### What you are asked to do:
Review the lines that follow and copy each one that contains the word "культуры".

# Start of Exercise material

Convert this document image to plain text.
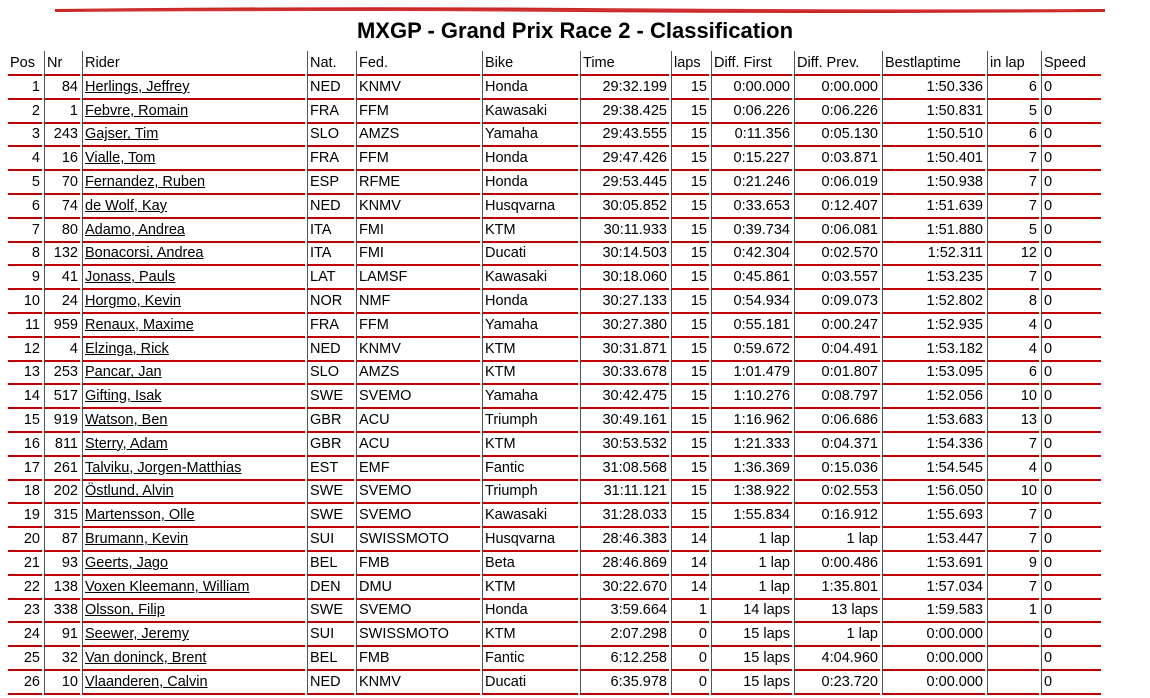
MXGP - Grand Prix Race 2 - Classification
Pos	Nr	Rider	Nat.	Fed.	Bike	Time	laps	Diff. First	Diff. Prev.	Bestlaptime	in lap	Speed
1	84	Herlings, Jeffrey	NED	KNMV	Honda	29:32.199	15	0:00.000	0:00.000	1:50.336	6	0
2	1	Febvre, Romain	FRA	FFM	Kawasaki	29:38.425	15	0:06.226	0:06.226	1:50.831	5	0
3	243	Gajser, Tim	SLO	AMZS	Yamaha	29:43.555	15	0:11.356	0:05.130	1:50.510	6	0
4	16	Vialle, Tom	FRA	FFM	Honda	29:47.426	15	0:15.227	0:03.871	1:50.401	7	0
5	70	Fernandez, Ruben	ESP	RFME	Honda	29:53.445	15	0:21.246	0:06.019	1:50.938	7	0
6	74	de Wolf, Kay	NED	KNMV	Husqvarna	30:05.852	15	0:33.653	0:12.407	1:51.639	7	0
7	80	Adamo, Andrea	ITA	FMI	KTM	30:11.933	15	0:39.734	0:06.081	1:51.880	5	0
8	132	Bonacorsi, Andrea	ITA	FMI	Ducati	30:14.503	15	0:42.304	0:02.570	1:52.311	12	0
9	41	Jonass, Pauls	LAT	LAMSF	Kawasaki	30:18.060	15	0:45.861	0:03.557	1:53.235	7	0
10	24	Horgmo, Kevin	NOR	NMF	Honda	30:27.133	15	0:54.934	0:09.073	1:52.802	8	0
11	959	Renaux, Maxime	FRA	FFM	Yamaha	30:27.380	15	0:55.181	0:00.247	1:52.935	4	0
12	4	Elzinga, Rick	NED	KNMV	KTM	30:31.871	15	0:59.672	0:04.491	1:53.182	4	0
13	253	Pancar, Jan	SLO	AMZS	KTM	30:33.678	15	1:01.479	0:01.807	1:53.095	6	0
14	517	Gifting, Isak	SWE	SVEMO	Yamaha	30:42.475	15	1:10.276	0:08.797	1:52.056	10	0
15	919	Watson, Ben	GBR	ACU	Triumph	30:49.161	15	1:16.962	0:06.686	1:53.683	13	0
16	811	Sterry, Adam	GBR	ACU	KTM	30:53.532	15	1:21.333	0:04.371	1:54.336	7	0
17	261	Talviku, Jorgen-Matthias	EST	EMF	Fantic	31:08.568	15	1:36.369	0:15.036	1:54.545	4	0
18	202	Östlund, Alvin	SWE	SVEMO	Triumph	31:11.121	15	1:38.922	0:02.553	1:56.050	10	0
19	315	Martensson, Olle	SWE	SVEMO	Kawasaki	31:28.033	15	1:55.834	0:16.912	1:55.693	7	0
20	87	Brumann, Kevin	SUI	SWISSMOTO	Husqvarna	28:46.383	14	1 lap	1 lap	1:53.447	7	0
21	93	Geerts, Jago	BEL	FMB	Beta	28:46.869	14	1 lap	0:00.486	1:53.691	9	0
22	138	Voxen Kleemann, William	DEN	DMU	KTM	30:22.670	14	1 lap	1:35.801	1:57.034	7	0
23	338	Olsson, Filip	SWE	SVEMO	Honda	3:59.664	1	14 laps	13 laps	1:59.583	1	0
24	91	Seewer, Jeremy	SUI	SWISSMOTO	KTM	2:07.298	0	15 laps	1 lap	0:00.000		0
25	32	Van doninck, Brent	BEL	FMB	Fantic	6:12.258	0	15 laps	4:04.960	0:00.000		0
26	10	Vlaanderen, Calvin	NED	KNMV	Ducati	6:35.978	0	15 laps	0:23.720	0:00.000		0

# End of Exercise material
# Start of Exercise material

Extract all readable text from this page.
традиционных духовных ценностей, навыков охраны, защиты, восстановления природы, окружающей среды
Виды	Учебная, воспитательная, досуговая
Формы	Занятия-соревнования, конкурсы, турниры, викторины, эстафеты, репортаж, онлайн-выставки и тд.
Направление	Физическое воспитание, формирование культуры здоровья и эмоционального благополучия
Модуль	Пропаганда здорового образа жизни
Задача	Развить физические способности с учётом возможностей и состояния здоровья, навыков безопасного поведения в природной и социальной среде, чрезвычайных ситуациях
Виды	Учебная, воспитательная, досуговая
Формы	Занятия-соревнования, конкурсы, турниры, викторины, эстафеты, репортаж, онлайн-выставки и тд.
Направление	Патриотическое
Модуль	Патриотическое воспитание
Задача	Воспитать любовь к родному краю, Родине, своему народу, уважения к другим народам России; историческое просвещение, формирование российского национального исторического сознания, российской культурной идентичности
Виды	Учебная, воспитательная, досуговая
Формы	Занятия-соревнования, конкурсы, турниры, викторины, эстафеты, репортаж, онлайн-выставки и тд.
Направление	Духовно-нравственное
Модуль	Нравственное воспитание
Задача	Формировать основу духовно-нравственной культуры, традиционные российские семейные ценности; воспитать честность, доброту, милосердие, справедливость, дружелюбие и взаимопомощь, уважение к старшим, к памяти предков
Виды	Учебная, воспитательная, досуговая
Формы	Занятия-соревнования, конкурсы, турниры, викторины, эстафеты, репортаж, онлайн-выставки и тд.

# End of Exercise material

### Correct response:
Направление	Физическое воспитание, формирование культуры здоровья и эмоционального благополучия
Задача	Формировать основу духовно-нравственной культуры, традиционные российские семейные ценности; воспитать честность, доброту, милосердие, справедливость, дружелюбие и взаимопомощь, уважение к старшим, к памяти предков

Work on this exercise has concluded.